(Recorded data)
********************

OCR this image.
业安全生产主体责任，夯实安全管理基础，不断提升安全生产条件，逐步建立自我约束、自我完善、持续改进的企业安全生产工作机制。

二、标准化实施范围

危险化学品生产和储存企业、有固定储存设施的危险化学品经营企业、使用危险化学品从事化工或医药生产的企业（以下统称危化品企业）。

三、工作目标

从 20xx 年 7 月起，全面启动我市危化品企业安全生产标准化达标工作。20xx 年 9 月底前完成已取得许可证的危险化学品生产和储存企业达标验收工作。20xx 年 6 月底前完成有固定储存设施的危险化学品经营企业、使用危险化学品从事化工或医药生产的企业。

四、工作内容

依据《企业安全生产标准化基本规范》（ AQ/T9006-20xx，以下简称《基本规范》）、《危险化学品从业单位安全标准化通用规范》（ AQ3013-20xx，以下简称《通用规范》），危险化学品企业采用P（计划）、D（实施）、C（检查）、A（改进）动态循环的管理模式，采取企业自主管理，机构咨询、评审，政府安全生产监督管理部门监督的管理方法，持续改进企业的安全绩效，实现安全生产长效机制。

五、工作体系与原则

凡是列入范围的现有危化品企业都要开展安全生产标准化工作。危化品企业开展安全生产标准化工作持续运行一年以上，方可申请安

********************

> _Exercise_
Answer only with how many lines in the records include "使用危险化学品从事化工或医药生产的企业".

> _The completed task_
2